- **EXERCISE BRIEF**
Copy whichever lines contain the string "Candidate".

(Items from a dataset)
* begin *

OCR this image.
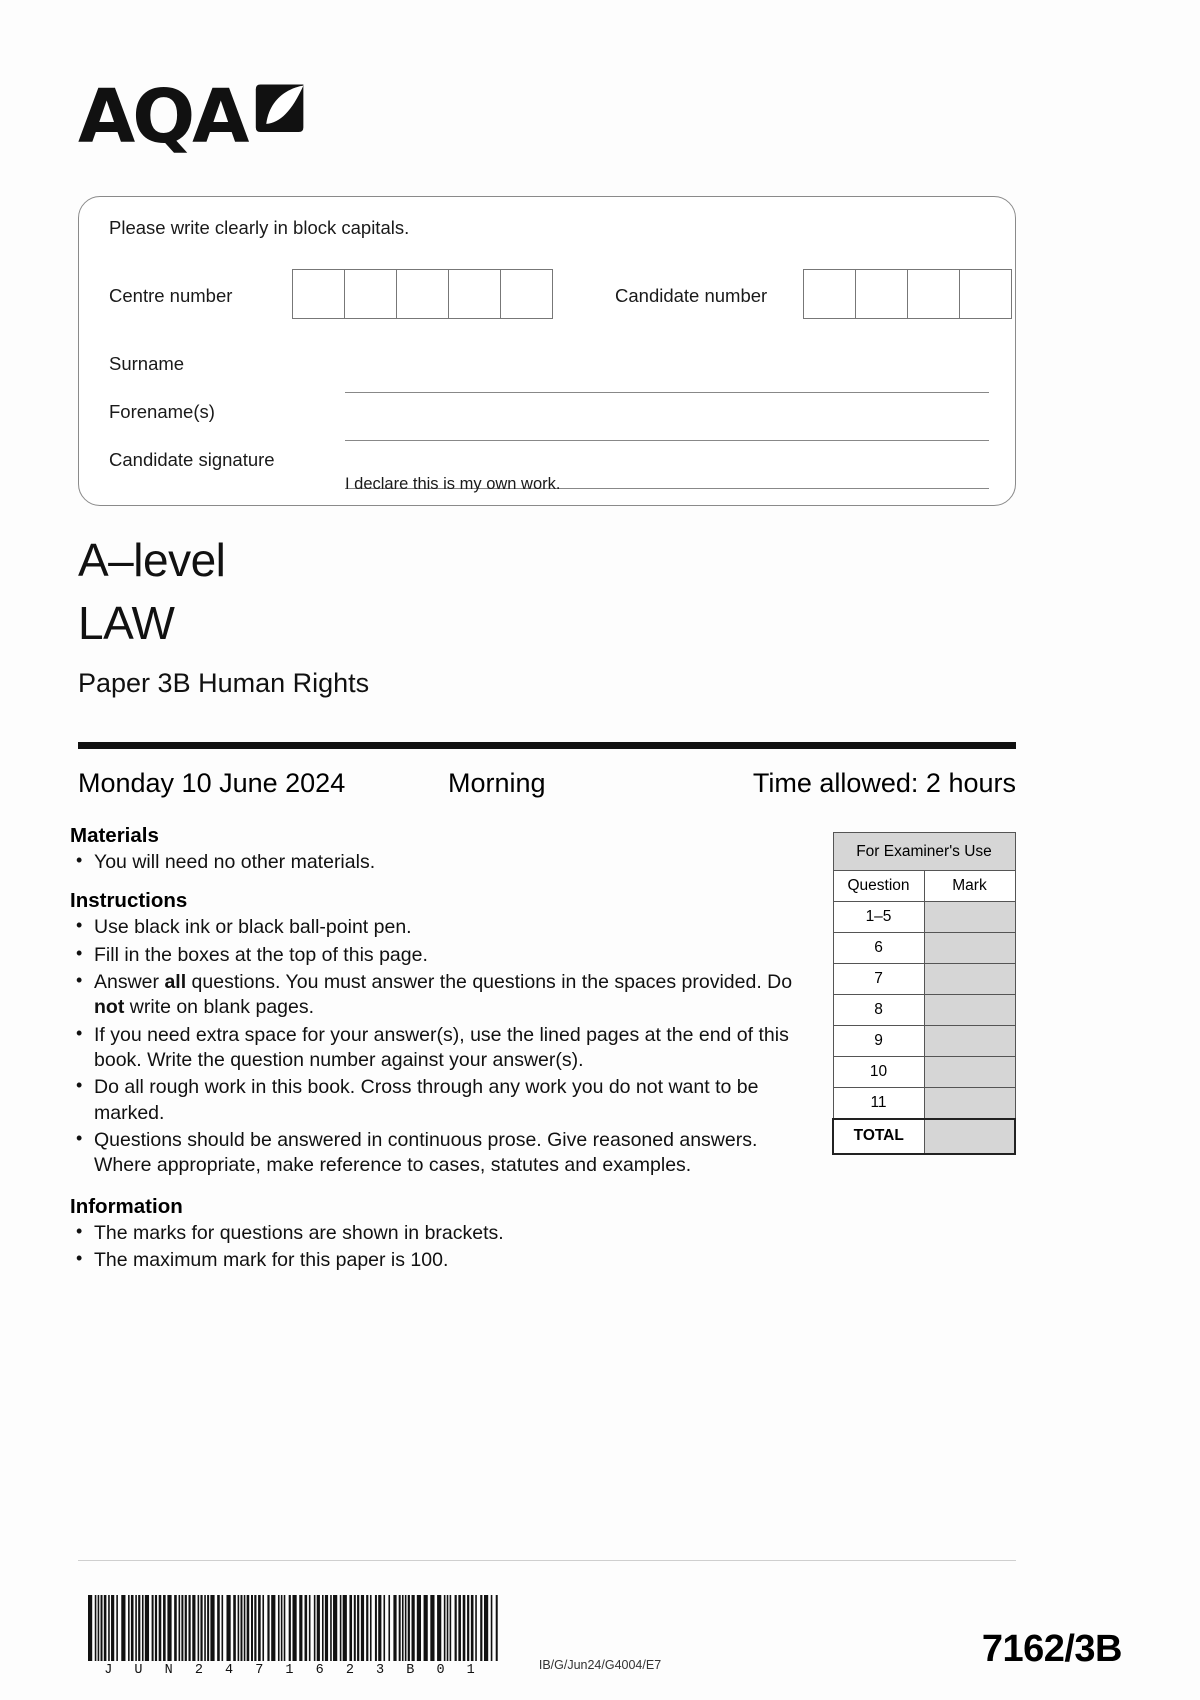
AQA
Please write clearly in block capitals.
Centre number	Candidate number
Surname
Forename(s)
Candidate signature
I declare this is my own work.
A–level
LAW
Paper 3B Human Rights
Monday 10 June 2024	Morning	Time allowed: 2 hours
Materials
• You will need no other materials.
Instructions
• Use black ink or black ball-point pen.
• Fill in the boxes at the top of this page.
• Answer all questions. You must answer the questions in the spaces provided. Do not write on blank pages.
• If you need extra space for your answer(s), use the lined pages at the end of this book. Write the question number against your answer(s).
• Do all rough work in this book. Cross through any work you do not want to be marked.
• Questions should be answered in continuous prose. Give reasoned answers. Where appropriate, make reference to cases, statutes and examples.
Information
• The marks for questions are shown in brackets.
• The maximum mark for this paper is 100.
For Examiner's Use	
Question	Mark
1–5	
6	
7	
8	
9	
10	
11	
TOTAL	
J U N 2 4 7 1 6 2 3 B 0 1	IB/G/Jun24/G4004/E7	7162/3B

* end *

- **OUTPUT FOR THIS TASK**
Centre number	Candidate number
Candidate signature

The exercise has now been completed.